To be done
Show every line below where "вывоза" can be found.

Given information
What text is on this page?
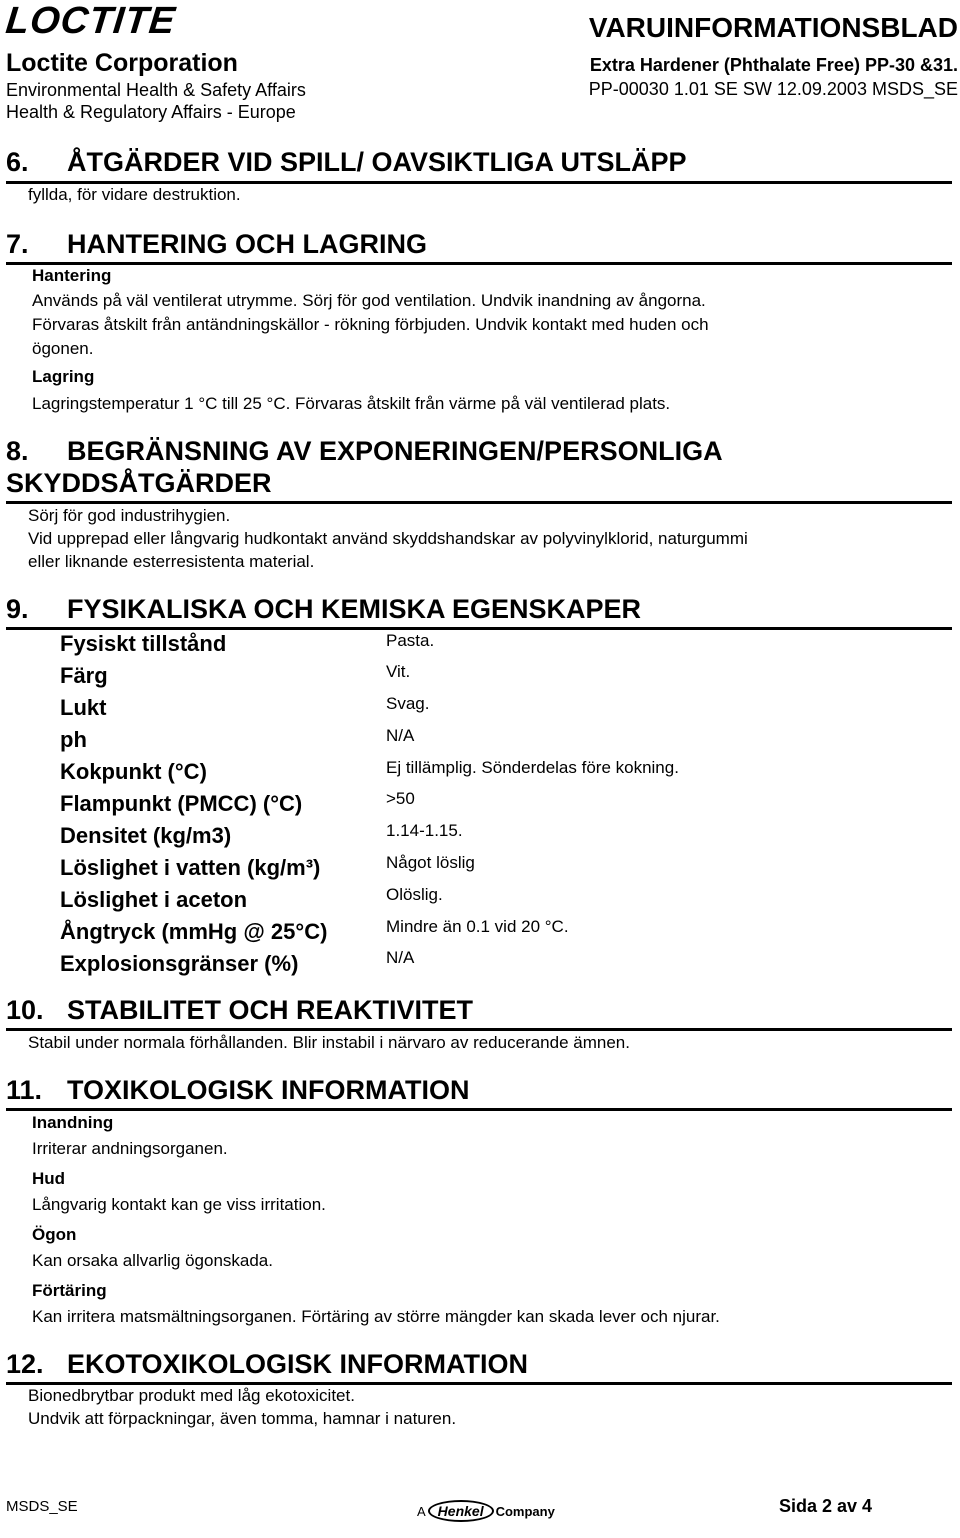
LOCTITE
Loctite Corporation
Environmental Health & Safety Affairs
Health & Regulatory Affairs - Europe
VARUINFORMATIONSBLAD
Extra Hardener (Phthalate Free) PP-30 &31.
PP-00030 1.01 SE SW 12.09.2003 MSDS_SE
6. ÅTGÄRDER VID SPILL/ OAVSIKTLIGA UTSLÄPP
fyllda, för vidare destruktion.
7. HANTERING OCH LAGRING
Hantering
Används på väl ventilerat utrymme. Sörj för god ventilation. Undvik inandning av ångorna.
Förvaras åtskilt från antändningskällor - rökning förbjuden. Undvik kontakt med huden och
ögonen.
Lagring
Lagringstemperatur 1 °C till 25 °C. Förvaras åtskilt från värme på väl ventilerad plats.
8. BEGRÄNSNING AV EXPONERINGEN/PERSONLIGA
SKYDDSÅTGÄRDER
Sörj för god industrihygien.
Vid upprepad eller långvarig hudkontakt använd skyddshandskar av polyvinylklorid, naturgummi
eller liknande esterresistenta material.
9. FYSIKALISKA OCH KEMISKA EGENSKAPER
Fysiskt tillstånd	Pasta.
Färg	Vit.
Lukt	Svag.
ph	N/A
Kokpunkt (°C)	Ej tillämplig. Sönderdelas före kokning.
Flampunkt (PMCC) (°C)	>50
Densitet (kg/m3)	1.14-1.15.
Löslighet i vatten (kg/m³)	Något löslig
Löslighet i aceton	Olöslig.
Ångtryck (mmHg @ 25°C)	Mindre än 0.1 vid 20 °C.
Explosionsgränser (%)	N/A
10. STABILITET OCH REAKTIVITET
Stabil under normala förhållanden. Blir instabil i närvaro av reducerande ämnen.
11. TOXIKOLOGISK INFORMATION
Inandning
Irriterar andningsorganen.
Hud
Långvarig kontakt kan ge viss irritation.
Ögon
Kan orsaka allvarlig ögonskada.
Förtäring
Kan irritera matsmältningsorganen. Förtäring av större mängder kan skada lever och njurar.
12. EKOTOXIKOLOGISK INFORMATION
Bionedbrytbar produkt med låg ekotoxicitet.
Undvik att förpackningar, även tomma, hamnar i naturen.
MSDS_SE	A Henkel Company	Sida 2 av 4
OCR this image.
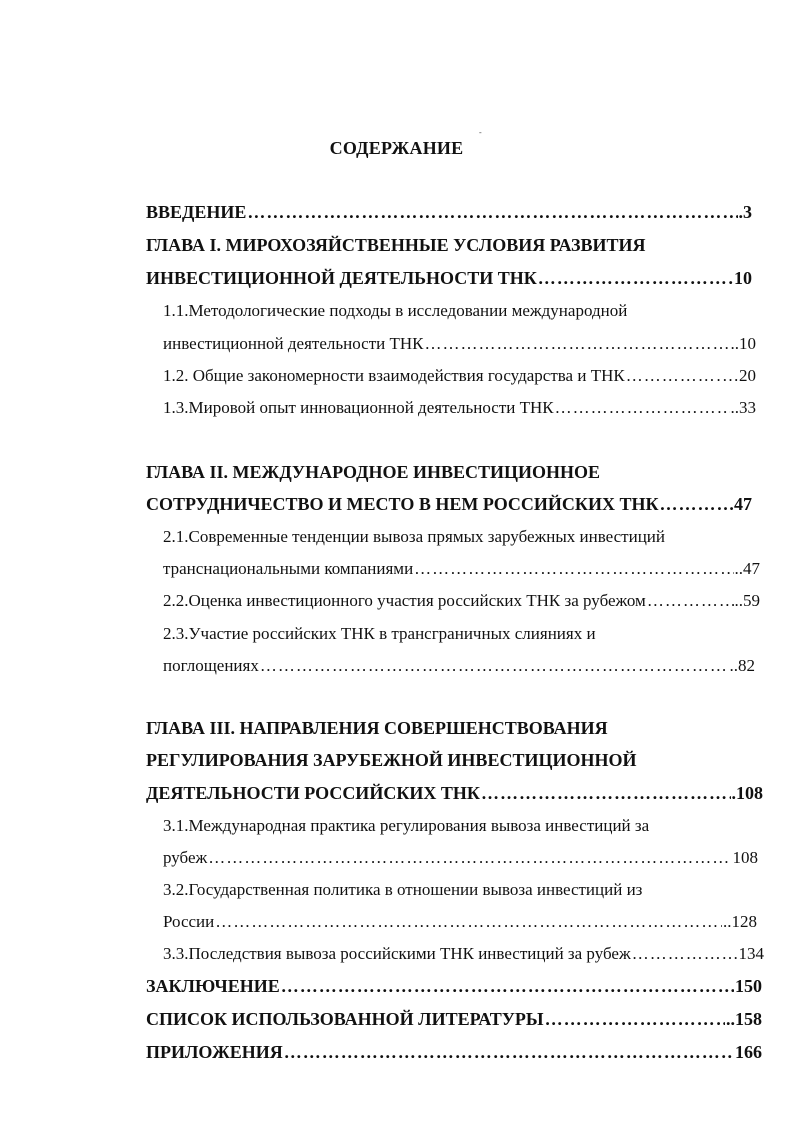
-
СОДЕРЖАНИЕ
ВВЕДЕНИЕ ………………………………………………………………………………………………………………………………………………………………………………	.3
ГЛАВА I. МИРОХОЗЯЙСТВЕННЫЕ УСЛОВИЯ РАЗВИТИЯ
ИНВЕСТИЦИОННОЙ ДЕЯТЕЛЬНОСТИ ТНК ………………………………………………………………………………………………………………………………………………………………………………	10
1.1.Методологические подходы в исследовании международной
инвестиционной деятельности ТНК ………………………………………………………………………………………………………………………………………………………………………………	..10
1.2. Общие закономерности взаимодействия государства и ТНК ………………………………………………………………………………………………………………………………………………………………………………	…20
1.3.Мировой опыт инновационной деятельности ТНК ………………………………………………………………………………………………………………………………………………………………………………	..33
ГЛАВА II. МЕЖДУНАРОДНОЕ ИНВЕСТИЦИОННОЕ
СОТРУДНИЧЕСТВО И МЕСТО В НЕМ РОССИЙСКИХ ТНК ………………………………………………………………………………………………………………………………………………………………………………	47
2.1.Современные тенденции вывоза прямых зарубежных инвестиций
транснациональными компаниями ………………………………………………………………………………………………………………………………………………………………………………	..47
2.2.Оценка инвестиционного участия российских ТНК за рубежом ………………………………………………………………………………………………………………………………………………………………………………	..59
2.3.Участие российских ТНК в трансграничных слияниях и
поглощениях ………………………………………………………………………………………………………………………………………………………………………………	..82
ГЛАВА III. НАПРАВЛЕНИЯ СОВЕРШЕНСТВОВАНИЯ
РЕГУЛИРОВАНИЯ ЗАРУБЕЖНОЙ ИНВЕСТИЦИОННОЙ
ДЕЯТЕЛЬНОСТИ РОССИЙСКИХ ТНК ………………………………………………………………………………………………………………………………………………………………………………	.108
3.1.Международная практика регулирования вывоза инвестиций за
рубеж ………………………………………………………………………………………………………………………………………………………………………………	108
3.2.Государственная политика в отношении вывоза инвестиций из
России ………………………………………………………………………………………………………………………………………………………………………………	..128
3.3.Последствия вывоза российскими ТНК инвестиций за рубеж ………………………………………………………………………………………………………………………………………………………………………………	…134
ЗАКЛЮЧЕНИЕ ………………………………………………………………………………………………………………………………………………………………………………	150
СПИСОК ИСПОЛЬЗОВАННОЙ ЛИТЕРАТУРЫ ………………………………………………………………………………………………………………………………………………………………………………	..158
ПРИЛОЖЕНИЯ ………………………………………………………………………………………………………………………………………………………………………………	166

Completed exercise
2.1.Современные тенденции вывоза прямых зарубежных инвестиций
3.1.Международная практика регулирования вывоза инвестиций за
3.2.Государственная политика в отношении вывоза инвестиций из
3.3.Последствия вывоза российскими ТНК инвестиций за рубеж ………………………………………………………………………………………………………………………………………………………………………………	…134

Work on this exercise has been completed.